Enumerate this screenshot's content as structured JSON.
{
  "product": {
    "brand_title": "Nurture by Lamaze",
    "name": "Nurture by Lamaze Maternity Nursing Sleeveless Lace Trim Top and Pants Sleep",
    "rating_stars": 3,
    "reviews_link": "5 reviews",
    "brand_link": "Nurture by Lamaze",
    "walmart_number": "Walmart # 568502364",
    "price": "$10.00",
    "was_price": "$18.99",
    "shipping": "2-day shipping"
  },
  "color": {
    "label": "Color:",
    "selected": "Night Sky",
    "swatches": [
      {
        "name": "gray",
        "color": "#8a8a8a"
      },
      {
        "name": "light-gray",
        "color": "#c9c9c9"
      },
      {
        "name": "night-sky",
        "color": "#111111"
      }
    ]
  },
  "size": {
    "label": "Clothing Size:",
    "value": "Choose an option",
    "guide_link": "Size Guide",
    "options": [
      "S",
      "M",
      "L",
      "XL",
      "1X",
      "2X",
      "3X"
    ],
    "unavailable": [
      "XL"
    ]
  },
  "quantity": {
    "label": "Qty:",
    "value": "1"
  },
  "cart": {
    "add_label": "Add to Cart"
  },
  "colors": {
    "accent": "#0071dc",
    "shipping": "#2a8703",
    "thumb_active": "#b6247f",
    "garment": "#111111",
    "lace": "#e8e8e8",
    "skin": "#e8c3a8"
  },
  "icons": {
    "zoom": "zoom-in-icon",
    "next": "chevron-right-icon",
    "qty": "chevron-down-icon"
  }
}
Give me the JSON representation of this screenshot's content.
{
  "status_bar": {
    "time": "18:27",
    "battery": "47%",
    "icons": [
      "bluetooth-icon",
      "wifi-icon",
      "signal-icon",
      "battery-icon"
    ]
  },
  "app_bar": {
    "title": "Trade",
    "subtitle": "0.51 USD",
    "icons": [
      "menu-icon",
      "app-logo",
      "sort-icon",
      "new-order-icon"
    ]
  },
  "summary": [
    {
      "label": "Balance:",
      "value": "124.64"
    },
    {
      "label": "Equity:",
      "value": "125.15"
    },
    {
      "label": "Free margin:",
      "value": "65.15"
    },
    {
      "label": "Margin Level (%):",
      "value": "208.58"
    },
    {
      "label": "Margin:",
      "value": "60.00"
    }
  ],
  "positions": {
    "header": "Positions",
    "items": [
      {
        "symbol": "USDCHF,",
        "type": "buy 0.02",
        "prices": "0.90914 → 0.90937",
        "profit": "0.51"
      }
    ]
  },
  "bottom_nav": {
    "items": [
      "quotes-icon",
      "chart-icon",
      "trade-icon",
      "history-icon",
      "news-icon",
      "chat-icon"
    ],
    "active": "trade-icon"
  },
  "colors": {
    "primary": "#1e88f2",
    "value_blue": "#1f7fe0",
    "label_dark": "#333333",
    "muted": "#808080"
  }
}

★ ★ ★ ★ ★

**Work to do**: In the listing above, locate each line with "shipping" and copy it.

**Full solution**:
    "shipping": "2-day shipping"
    "shipping": "#2a8703",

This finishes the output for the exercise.